# Medium format



## untitled10 (Jun 20, 2013)

I recently got my self a bronica SQ-A and I'm really enjoying shooting on it, I'll post the first couple reels once they're developed, do we have any other bronica/6x6/ medium format film shooters still around on this forum, be nice to hear what you shoot with, a few experiences and what ever else relating to it 
Thanks, Harvey.


----------



## RLPhoto (Jun 20, 2013)

Hasselblad 501CM & yashica mat-124g. Great cams and I now regret selling the hassy because you can put a digital back on it now. 

Ecktachrome, velvia, and fuji chrome is what I shot with. I didn't care for Kodachrome.


----------



## paul13walnut5 (Jun 20, 2013)

I had an ETRSi with WLF and speed grip, just the 75mm lens. Loved the focus screen, didn't like the laterally reversed movements. Sold it, but when i see some of the crazy prices the medium format gear is going for, if an RF645, Fuji 645zi or Pentax 6x7 gets cheap enough I might get back into it.


----------



## Kernuak (Jun 20, 2013)

paul13walnut5 said:


> I had an ETRSi with WLF and speed grip, just the 75mm lens. Loved the focus screen, didn't like the laterally reversed movements. Sold it, but when i see some of the crazy prices the medium format gear is going for, if an RF645, Fuji 645zi or Pentax 6x7 gets cheap enough I might get back into it.


I'm sure she would still give you a Glasgow kiss .


----------



## Drizzt321 (Jun 20, 2013)

I've recently gotten into 120 roll cameras myself. Started with Mamiya RB67 Pro-S (great camera) which shoots 6x7 with 90 & 180mm lenses (really want the 65 or 50mm to go ultra-wide), and then got an old Perkeo I folder with 75mm that shoots 6x6, and most recently got a Pre-WWII Mamiya Six with 75mm shooting 6x6 with a pretty cool focusing system that moves the film plane back and forth so you can see the focus in the viewfinder (reverse Galilean type) and don't need to touch the lens.


----------



## Sporgon (Jun 20, 2013)

Both my brother and myself started our medium format era with Bronica SQ-As. I remember the Zenza lenses had very high resolution compared with other MF outfits. 

You wouldn't want to know my opinion of it now, in the digital era, as a serious proposition, but I hope you have plenty of enjoyment from it.


----------



## gwflauto (Jun 20, 2013)

Still have my Hasselblatt 500 C but I don't find rolls in many places. But whenever I get some roll, it is still a lot of fun with this fine camera. Interesting info, that it may be possible to get a digital back. I will check into that. Thanks RLPhoto. 
My old 6x7 Zeiss camera is only an antique now. Last shot was >20 Years ago.


----------



## RLPhoto (Jun 20, 2013)

gwflauto said:


> Still have my Hasselblatt 500 C but I don't find rolls in many places. But whenever I get some roll, it is still a lot of fun with this fine camera. Interesting info, that it may be possible to get a digital back. I will check into that. Thanks RLPhoto.
━━━━━━━━━━
Jobs
1: For each statement, say yes or no based on the forum thread above and quote the words from it that decide the answer: (a) RLPhoto regrets selling the Hasselblad. (b) paul13walnut5 liked the laterally reversed movements on the ETRSi. (c) gwflauto last shot with the 6x7 Zeiss camera about five years ago.
2: Summarize the forum thread above in two sentences.

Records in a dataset
━━━━━━━━━━
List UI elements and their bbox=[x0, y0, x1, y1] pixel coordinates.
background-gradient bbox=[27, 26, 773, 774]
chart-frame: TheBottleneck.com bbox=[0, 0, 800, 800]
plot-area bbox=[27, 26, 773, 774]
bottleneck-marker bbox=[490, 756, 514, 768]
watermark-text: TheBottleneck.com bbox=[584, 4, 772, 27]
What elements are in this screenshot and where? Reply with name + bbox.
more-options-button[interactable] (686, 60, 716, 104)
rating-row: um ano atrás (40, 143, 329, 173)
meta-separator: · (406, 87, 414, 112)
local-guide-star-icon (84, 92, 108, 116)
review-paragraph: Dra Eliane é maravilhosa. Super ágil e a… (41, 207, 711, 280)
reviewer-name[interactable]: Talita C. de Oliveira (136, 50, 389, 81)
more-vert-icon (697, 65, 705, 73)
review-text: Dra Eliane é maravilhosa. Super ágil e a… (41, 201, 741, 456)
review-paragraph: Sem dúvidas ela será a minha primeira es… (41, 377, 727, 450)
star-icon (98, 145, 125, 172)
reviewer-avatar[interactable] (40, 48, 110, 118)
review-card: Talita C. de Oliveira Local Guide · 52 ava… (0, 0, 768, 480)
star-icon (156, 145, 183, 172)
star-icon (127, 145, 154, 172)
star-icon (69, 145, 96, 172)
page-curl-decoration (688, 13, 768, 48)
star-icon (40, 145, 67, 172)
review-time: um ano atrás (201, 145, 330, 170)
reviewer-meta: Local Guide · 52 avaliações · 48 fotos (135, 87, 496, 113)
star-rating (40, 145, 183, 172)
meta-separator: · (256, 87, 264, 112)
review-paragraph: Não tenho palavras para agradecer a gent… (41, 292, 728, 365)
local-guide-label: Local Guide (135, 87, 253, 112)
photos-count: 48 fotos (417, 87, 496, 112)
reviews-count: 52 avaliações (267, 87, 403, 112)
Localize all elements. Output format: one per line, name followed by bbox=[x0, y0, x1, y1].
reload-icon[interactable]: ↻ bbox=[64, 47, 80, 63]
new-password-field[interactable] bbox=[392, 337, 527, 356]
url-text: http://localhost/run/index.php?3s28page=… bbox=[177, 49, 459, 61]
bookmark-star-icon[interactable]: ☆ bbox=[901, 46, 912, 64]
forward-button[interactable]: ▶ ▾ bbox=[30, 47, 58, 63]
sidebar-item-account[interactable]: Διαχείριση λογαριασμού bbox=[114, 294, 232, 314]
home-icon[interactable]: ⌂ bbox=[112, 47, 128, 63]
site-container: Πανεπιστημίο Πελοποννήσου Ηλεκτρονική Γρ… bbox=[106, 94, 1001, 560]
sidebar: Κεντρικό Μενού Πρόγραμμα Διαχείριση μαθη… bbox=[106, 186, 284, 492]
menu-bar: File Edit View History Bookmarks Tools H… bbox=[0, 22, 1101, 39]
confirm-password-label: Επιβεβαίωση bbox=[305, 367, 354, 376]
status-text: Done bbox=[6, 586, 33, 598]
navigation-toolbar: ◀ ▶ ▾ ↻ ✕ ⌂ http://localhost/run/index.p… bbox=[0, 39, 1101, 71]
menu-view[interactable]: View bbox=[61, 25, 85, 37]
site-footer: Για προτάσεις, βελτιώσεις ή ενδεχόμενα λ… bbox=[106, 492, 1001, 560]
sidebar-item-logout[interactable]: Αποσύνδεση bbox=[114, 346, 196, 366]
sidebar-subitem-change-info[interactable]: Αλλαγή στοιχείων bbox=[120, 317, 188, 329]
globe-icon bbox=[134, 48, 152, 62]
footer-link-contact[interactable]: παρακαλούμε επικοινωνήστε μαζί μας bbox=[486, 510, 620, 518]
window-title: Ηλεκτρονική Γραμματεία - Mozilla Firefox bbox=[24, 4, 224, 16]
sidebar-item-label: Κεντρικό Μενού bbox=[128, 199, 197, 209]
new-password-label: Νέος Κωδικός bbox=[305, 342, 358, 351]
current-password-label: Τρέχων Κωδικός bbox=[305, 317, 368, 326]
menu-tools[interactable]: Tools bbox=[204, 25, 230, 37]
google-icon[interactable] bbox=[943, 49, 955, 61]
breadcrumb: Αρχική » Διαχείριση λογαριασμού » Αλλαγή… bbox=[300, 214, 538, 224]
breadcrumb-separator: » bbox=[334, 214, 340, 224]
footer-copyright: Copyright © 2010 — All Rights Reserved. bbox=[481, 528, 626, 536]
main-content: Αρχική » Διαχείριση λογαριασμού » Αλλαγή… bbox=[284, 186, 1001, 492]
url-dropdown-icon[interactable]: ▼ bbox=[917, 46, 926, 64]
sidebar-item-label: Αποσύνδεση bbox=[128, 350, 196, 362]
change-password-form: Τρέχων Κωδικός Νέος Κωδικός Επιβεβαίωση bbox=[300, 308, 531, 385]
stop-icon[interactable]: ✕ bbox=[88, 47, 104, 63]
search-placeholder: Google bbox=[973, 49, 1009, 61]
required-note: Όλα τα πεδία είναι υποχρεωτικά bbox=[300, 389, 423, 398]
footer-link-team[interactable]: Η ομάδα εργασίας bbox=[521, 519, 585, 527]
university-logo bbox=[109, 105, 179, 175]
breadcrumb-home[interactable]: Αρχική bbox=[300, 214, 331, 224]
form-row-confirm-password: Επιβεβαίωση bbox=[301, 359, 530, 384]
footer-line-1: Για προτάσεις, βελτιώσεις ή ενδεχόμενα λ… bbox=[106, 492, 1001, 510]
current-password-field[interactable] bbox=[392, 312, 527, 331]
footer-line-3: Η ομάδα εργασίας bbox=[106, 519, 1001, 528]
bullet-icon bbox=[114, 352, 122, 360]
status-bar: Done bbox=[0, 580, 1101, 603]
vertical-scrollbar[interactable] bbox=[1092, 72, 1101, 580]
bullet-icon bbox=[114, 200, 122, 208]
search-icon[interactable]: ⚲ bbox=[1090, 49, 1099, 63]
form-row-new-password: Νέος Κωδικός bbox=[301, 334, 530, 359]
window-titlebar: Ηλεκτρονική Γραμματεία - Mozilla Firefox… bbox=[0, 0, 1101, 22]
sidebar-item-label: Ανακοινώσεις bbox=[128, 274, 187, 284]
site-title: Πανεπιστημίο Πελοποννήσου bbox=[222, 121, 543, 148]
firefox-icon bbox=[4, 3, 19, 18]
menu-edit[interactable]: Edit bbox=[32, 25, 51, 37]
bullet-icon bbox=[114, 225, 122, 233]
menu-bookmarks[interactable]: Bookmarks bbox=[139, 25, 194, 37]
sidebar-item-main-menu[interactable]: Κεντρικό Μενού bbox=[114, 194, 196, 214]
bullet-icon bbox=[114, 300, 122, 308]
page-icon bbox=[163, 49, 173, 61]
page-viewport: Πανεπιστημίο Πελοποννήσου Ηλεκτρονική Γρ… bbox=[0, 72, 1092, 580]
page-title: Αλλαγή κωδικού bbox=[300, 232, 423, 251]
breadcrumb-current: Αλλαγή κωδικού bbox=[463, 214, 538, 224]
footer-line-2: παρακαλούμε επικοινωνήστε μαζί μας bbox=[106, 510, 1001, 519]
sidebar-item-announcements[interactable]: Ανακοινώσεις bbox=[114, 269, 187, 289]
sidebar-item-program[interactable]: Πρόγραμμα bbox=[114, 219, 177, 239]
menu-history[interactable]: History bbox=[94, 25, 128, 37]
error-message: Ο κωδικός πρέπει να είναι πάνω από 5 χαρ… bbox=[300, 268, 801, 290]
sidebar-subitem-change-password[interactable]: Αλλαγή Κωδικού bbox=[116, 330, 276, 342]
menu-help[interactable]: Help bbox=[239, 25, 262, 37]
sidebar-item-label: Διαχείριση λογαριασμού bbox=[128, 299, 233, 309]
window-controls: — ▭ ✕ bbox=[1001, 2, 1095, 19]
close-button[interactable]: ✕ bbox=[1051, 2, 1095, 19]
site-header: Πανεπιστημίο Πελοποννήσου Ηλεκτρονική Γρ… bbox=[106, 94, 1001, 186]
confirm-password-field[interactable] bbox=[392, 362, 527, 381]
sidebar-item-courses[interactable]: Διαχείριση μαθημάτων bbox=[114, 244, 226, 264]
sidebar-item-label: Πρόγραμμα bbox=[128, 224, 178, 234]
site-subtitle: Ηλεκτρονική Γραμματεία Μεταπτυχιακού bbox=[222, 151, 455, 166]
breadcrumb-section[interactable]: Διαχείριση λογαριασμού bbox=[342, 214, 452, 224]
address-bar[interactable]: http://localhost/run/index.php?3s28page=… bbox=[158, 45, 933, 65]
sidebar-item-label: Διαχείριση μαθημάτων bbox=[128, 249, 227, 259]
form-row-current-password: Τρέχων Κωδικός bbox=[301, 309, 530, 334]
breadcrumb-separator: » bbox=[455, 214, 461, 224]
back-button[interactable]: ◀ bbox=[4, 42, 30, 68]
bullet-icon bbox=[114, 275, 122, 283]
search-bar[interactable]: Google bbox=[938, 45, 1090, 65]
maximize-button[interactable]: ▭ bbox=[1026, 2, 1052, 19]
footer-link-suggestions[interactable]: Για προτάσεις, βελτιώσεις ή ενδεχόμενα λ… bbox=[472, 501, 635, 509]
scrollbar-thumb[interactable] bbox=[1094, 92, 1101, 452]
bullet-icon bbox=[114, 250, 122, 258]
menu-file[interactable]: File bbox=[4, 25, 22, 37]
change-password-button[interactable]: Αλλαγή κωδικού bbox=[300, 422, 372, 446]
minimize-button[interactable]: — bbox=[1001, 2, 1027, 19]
━━━━━━━━━━
Full answers
1:
(a) Yes: "I now regret selling the hassy because you can put a digital back on it now."
(b) No: "didn't like the laterally reversed movements."
(c) No: "Last shot was >20 Years ago."

2: Harvey, who recently got a Bronica SQ-A, asks whether any other medium format film shooters are still on the forum and what they shoot with. Others reply with the cameras they have owned or still use, including Hasselblad, Yashica, Bronica ETRSi and Mamiya models, along with the film they shot and what they liked or disliked about the gear.